_READING TEXT_.
Andrew Tomazos
Andrew Tomazos

Reputation: 68618

Simultaneously iterating over and modifying an unordered_set?

Consider the following code:

unordered_set<T> S = ...;

for (const auto& x : S)
   if (...)
       S.insert(...);

This is broken correct? If we insert something into S then the iterators may be invalidated (due to a rehash), which will break the range-for because under the hood it is using S.begin ... S.end.

Is there some pattern to deal with this?

One way is:

unordered_set<T> S = ...;

vector<T> S2;

for (const auto& x : S)
   if (...)
       S2.emplace_back(...);

for (auto& x : S2)
    S.insert(move(x));

This seems clunky. Is there a better way I'm missing?

(Specifically if I was using a hand-rolled hash table and I could block it from rehashing until the end of the loop, it would be safe to use the first version.)

Update:

From http://en.cppreference.com/w/cpp/container/unordered_map/insert

If rehashing occurs due to the insertion, all iterators are invalidated. Otherwise iterators are not affected. References are not invalidated. Rehashing occurs only if the new number of elements is higher than max_load_factor() * bucket_count().

Could you mess with max_load_factor somehow to prevent rehashing?

Upvotes: 32

Views: 5847

Answers (3)

GManNickG
GManNickG

Reputation: 503805

Could you mess with max_load_factor somehow to prevent rehashing?

Yes, you can set the max_load_factor() to infinity to ensure no rehashing occurs:

#include <iostream>
#include <limits>
#include <unordered_set>

int main()
{
    // initialize
    std::unordered_set<int> S;

    for (int i = 0; i < 8; ++i)
        S.insert(i);

    std::cout << "buckets: " << S.bucket_count() << std::endl;

    // infinite max load factor => never need to rehash
    const auto oldLoadFactor = S.max_load_factor();
    S.max_load_factor(std::numeric_limits<float>::infinity());

    for (const auto& x : S)
    {
        if (x > 2)
            S.insert(x * 2);
    }

    // restore load factor, verify same bucket count
    S.max_load_factor(oldLoadFactor);
    std::cout << "buckets: " << S.bucket_count() << std::endl;

    // now force rehash
    S.rehash(0);
    std::cout << "buckets: " << S.bucket_count() << std::endl;
}

Note that simply setting a new load factor does no rehashing, so those are cheap operations.

_SUPPLIED DATA_.
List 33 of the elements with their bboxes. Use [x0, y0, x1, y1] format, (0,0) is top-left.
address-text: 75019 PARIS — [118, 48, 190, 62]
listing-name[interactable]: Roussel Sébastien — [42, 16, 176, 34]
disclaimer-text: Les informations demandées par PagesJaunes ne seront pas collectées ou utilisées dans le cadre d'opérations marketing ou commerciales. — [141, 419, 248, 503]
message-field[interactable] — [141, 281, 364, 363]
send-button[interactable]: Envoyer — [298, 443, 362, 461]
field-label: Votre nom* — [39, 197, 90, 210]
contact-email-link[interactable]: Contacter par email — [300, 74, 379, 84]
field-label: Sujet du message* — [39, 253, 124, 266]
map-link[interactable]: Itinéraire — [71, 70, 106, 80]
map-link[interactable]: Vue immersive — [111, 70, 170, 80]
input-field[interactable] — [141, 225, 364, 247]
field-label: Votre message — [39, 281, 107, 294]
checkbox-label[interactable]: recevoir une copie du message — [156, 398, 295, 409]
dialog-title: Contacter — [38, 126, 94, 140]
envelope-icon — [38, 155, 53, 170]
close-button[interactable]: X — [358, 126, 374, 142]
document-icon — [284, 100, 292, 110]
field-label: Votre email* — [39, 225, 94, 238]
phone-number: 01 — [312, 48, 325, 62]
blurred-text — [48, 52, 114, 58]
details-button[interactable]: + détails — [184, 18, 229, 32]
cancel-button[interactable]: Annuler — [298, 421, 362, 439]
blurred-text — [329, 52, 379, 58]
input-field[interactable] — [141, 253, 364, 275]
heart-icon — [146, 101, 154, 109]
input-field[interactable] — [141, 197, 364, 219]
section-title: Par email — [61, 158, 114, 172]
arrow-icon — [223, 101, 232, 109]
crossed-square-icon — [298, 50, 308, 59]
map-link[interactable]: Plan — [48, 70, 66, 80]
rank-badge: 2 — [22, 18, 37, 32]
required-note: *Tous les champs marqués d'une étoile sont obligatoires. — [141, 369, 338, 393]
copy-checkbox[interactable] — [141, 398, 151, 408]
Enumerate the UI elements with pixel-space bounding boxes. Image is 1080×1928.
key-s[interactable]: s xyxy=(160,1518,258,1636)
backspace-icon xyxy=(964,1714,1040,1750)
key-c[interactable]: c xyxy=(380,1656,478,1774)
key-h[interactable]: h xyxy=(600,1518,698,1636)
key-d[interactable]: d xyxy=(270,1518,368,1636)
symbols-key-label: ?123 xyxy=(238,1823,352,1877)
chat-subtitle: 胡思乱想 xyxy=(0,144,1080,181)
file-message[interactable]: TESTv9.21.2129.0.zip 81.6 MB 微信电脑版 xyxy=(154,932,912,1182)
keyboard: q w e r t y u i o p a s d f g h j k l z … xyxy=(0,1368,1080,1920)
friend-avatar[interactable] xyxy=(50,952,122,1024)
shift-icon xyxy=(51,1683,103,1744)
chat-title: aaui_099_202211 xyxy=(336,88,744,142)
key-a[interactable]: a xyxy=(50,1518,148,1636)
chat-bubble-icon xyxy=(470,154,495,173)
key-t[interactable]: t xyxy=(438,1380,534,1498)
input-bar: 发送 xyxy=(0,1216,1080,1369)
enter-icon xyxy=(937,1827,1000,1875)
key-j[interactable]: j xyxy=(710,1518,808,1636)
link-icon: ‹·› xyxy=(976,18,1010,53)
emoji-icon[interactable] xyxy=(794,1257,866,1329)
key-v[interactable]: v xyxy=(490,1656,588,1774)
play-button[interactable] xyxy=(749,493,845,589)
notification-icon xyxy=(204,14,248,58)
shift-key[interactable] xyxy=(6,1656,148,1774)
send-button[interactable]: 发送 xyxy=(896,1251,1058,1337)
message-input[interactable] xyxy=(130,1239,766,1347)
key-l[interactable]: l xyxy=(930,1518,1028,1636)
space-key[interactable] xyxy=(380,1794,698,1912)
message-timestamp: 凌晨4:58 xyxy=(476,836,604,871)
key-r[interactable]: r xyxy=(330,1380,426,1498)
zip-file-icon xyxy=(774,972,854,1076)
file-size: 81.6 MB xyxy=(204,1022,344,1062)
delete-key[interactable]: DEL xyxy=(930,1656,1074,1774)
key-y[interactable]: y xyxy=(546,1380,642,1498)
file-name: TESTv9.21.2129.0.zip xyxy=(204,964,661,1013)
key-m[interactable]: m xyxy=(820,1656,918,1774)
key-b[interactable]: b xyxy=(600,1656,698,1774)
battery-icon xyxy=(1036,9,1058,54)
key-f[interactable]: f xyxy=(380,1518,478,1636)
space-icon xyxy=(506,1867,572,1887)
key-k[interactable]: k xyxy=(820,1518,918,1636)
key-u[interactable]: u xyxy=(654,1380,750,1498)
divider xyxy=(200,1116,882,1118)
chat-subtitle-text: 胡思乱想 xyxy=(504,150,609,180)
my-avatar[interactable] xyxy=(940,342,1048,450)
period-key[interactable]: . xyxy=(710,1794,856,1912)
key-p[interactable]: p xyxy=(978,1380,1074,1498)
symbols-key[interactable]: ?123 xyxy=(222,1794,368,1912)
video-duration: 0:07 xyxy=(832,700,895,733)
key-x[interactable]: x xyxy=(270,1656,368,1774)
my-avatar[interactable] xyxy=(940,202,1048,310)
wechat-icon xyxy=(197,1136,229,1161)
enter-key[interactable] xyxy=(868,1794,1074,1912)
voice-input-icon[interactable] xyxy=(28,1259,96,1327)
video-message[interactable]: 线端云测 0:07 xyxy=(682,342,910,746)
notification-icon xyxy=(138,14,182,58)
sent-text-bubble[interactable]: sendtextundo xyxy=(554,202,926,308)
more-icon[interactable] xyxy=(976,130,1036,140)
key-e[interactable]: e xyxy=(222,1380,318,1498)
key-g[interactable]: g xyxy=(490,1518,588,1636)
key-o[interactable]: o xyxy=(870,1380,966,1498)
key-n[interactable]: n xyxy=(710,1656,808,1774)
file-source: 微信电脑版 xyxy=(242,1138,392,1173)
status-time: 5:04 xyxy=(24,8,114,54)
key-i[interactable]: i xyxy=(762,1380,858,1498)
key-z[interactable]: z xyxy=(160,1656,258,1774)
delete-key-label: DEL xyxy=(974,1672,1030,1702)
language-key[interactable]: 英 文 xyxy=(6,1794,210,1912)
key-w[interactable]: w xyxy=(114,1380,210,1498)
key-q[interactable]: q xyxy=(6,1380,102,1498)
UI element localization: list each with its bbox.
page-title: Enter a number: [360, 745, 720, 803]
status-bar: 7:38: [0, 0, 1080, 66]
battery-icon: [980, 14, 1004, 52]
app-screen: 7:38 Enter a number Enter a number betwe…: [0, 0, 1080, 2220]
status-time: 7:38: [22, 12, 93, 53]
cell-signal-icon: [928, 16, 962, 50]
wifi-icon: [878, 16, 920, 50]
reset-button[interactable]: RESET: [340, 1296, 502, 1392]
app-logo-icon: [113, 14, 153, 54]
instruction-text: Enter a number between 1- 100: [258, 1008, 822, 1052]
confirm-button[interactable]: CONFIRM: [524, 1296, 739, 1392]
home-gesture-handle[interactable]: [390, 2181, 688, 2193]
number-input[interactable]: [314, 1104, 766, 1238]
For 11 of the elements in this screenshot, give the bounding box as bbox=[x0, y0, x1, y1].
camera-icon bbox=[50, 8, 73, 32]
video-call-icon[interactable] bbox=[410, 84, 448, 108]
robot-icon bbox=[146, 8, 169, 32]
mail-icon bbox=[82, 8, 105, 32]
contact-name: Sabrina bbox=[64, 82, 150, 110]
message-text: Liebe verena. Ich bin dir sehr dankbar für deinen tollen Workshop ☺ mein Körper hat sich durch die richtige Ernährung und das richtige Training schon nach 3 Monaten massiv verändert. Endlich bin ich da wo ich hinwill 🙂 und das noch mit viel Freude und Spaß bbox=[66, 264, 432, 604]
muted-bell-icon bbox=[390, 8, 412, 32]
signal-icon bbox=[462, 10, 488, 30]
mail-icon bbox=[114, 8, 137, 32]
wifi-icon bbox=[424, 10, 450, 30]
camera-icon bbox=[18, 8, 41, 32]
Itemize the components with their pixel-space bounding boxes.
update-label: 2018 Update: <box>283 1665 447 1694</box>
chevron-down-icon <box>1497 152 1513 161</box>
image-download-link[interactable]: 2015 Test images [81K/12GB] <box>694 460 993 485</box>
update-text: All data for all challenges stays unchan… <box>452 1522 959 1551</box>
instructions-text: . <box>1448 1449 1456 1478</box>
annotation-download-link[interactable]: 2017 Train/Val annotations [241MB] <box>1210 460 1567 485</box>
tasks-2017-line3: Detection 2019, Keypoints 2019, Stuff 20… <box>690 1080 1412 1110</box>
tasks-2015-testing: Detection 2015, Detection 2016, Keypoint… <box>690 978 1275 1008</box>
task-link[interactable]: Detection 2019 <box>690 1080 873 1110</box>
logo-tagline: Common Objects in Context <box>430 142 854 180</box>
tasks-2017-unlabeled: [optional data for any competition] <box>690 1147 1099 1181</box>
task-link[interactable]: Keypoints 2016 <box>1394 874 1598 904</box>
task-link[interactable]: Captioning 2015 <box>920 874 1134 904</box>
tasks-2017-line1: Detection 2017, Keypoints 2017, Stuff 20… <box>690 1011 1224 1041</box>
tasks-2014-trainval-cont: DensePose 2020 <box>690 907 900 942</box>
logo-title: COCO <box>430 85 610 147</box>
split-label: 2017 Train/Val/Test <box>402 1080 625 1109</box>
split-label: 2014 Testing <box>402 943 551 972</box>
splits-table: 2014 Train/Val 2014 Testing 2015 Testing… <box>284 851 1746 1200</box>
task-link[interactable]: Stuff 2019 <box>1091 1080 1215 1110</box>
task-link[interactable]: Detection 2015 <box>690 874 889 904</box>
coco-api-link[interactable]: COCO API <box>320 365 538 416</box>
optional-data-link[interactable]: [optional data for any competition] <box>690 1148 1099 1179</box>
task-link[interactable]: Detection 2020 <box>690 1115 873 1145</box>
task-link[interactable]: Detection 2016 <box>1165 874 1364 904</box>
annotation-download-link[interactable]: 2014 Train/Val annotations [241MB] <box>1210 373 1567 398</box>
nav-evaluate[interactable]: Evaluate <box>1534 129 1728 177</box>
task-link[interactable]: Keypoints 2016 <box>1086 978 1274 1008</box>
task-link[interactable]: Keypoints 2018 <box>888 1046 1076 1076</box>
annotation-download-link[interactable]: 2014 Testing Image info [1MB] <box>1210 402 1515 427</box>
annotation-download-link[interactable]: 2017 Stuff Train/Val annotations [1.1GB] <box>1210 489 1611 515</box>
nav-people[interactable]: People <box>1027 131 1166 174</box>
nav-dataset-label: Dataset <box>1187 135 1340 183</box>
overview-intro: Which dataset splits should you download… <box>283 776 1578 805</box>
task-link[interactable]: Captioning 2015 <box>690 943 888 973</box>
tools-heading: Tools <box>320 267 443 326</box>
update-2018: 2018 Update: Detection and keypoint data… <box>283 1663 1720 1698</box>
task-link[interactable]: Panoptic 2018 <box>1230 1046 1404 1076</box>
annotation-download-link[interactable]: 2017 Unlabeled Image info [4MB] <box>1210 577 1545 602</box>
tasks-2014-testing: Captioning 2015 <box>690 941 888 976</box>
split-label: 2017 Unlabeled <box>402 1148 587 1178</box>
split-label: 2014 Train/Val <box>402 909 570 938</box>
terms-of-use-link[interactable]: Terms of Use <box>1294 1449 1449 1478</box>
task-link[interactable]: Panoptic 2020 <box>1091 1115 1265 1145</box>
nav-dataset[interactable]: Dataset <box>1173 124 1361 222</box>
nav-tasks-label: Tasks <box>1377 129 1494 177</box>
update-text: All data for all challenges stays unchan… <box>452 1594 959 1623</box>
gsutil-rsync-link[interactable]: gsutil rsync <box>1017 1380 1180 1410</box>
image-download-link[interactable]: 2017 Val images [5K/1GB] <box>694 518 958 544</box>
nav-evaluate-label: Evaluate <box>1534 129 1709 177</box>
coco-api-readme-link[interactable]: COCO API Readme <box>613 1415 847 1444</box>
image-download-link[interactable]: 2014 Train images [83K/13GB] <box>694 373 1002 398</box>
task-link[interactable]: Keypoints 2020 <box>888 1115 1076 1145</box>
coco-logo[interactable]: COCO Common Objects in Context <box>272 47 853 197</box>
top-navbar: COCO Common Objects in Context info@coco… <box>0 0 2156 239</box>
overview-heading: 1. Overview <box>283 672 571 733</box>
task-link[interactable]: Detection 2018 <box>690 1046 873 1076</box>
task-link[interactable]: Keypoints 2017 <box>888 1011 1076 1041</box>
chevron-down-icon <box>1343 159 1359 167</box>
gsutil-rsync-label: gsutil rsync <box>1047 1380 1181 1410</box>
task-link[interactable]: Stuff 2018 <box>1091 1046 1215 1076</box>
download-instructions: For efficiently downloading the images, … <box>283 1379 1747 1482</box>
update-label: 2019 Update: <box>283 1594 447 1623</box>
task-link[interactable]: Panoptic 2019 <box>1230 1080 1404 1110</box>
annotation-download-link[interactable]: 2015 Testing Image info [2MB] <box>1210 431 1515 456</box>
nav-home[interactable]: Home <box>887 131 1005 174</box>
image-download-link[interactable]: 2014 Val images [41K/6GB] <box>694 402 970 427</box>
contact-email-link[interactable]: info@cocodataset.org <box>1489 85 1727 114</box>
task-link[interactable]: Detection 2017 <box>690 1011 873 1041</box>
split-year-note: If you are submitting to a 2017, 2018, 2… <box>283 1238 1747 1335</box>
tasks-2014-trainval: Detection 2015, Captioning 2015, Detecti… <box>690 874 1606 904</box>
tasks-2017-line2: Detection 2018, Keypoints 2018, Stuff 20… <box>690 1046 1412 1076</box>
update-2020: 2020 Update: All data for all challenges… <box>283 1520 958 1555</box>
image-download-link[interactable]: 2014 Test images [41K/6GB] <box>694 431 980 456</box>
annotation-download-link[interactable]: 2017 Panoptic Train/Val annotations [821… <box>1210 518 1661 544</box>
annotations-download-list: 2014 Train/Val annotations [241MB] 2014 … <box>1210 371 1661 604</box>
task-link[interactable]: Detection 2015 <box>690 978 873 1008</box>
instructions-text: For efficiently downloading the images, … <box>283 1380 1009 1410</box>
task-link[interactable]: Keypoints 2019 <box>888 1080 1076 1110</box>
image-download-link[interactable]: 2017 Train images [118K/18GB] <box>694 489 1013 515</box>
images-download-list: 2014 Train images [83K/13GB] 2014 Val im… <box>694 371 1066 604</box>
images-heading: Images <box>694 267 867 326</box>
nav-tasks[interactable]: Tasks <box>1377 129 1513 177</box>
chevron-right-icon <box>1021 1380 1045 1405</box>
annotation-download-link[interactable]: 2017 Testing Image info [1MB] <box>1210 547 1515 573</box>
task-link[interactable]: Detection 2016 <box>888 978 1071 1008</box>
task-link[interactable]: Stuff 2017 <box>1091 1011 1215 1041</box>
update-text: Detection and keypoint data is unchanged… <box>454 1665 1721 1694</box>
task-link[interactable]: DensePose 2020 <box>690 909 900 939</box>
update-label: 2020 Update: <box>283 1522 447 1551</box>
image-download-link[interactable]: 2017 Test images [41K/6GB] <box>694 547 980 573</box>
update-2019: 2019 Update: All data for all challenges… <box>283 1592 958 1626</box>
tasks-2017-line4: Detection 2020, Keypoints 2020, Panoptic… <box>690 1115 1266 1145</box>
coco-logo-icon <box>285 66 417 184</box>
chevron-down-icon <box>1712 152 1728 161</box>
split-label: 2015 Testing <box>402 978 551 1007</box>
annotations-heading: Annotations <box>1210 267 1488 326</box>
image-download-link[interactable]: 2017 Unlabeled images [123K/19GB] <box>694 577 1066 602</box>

_EXERCISES TO COMPLETE_.
- 1) Reproduce everything in the unordered_set discussion from "This is broken" down to "S.begin ... S.end.".
- 2) Go on with the discussion about modifying an unordered_set during iteration, starting after its last sentence.
The lines are not needed for any of this.

_ANSWER SECTION_.
- 1)
This is broken correct? If we insert something into S then the iterators may be invalidated (due to a rehash), which will break the range-for because under the hood it is using S.begin ... S.end.

- 2)
The rehash(0) bit works because it's a request that: 1) I get at least n buckets, and 2) I have enough buckets to satisfy my max_load_factor(). We just use zero to indicate we don't care for a minimum amount, we just want to rehash to satisfy our "new" factor, as if it was never changed to infinity.

Of course, this isn't exception-safe; if anything throws between the calls to max_load_factor(), our old factor is lost forever. Easily fixed with your favorite scope-guard utility or a utility class.

Note that you get no guarantees if you'll iterate over the new elements. You will iterate over the existing elements, but you may or may not iterate over the new elements. If that is okay (which per our chat it should be), then this will work.

For example, consider you iterate over an unordered set of integer and for each even integer x, insert x * 2. If those always get inserted just after your currrent position (by chance of implementation-detail and container state), you will never terminate the loop except through exceptions.

If you do need some guarantees, you need to with an alternate storage solution.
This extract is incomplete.